## WHAT TO DO
Copy out verbatim the stretch of the material from the line containing "table-cell[interactable]: 100 bbox=[296, 200, 315, 208]" through the line containing "table-cell[interactable]: 030 bbox=[296, 137, 315, 145]", including both of those lines.

## BEGIN EXTRACTED DATA

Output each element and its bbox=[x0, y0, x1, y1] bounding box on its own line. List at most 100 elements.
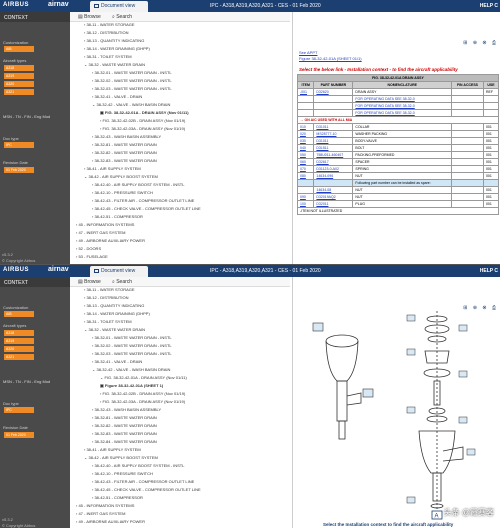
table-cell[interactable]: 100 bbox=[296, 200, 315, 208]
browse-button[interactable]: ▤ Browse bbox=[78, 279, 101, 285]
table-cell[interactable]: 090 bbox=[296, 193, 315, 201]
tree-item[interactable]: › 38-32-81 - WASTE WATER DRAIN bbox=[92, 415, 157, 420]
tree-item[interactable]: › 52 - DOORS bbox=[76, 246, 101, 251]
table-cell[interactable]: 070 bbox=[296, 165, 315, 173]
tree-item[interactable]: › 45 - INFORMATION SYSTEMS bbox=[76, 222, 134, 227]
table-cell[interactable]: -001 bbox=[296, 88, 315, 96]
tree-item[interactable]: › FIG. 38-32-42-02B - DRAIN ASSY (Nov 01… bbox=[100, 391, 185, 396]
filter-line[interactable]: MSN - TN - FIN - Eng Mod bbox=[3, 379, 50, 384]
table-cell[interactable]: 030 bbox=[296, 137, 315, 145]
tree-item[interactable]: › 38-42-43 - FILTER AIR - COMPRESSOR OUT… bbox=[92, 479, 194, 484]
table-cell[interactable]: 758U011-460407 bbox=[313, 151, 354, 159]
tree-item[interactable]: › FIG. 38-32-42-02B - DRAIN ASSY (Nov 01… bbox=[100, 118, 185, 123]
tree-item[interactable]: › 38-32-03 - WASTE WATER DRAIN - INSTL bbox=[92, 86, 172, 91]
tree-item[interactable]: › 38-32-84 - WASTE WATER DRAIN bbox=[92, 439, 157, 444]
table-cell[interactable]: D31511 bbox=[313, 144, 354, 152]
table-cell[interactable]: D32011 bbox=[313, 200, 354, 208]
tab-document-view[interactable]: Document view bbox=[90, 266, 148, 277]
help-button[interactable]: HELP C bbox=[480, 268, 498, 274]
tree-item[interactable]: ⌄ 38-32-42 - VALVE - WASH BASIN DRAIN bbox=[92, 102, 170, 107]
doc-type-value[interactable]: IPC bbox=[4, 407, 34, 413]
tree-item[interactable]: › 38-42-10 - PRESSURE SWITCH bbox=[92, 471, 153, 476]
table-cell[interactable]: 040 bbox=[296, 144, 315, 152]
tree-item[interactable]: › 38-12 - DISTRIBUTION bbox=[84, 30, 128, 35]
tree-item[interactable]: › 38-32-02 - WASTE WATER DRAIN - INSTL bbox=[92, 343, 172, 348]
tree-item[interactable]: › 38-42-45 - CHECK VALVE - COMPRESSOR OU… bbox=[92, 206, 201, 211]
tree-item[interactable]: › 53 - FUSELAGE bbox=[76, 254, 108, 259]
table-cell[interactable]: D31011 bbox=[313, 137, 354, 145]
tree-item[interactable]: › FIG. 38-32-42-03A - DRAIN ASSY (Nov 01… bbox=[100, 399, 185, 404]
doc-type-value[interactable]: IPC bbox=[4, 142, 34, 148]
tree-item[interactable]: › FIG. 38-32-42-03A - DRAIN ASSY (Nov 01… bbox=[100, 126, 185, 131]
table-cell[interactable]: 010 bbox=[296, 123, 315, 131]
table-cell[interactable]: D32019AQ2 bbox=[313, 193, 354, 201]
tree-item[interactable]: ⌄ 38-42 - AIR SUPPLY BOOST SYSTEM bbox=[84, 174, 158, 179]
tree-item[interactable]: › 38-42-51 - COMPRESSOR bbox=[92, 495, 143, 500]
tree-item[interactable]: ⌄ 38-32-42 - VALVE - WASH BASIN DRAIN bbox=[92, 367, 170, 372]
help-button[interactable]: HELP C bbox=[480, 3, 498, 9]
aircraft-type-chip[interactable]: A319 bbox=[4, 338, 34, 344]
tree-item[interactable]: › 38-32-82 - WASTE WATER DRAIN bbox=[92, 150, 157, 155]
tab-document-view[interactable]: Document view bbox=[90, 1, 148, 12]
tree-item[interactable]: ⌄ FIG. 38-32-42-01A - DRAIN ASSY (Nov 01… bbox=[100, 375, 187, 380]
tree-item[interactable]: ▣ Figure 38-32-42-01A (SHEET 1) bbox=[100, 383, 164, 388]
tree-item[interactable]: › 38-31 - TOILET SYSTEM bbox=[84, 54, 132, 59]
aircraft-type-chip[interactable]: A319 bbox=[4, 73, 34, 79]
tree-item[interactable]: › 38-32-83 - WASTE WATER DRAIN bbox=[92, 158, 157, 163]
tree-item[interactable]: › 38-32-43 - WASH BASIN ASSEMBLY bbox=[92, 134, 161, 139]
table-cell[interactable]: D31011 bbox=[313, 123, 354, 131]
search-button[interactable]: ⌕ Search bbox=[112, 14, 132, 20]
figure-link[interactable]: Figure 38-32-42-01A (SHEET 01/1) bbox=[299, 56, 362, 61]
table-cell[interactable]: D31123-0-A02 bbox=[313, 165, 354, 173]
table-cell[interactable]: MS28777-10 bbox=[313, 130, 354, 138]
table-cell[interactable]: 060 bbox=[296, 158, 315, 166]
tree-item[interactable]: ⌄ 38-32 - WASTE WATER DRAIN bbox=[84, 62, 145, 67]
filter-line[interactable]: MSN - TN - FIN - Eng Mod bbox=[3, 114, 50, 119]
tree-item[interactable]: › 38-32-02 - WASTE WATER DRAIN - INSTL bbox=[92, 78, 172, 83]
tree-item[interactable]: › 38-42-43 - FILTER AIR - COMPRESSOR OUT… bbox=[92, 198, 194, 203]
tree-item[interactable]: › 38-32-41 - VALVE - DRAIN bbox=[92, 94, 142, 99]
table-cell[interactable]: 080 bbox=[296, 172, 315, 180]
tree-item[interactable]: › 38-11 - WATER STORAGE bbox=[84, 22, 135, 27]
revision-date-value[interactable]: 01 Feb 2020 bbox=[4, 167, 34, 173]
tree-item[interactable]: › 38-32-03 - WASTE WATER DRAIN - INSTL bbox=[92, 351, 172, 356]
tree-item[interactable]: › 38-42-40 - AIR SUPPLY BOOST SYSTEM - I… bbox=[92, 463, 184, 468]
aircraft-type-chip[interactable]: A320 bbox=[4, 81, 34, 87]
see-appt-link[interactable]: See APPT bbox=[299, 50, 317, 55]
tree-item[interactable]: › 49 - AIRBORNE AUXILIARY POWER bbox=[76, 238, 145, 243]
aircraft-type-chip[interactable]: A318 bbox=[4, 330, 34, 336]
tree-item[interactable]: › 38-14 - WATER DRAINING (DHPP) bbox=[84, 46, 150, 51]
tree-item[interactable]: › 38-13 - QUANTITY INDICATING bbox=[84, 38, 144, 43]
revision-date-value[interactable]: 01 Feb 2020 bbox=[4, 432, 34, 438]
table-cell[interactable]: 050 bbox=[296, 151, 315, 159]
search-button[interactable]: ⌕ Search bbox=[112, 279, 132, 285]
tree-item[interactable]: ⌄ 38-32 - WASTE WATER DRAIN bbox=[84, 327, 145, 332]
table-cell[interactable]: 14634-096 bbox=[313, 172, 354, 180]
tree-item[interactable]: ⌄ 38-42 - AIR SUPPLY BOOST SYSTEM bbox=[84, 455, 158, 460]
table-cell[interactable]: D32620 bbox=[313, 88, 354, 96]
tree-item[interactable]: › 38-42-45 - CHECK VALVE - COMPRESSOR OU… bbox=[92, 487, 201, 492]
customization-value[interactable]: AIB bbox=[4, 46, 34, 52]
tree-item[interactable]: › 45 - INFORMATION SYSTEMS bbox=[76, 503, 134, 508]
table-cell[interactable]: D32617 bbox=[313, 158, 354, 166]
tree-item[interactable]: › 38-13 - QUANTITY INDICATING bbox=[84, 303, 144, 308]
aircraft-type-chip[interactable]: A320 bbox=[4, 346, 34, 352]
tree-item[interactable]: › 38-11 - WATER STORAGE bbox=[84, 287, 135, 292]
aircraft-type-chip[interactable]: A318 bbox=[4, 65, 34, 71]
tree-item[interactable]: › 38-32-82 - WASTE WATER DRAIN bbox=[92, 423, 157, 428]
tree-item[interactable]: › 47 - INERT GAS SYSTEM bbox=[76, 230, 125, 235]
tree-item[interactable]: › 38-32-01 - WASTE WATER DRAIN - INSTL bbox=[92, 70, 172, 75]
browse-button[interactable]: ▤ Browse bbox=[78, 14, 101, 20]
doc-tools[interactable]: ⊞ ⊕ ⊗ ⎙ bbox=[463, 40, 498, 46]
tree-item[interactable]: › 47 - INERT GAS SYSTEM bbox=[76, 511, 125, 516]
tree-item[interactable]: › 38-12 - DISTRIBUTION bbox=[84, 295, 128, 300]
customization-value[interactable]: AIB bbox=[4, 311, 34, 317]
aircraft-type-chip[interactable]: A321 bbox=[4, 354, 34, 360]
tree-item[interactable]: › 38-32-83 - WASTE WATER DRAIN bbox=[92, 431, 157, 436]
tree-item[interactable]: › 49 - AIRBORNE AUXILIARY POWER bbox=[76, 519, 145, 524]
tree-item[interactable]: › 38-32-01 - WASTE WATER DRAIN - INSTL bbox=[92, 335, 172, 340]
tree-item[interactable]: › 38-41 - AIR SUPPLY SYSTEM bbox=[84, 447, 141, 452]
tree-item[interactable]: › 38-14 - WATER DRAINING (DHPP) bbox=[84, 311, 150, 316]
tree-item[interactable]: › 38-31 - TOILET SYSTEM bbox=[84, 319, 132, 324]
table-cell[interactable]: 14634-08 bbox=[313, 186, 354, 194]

## END EXTRACTED DATA

## THE ANSWER
table-cell[interactable]: 100 bbox=[296, 200, 315, 208]
browse-button[interactable]: ▤ Browse bbox=[78, 279, 101, 285]
table-cell[interactable]: 090 bbox=[296, 193, 315, 201]
tree-item[interactable]: › 38-32-81 - WASTE WATER DRAIN bbox=[92, 415, 157, 420]
tree-item[interactable]: › 52 - DOORS bbox=[76, 246, 101, 251]
table-cell[interactable]: 070 bbox=[296, 165, 315, 173]
tree-item[interactable]: › 45 - INFORMATION SYSTEMS bbox=[76, 222, 134, 227]
table-cell[interactable]: -001 bbox=[296, 88, 315, 96]
tree-item[interactable]: › FIG. 38-32-42-02B - DRAIN ASSY (Nov 01… bbox=[100, 391, 185, 396]
filter-line[interactable]: MSN - TN - FIN - Eng Mod bbox=[3, 379, 50, 384]
table-cell[interactable]: 030 bbox=[296, 137, 315, 145]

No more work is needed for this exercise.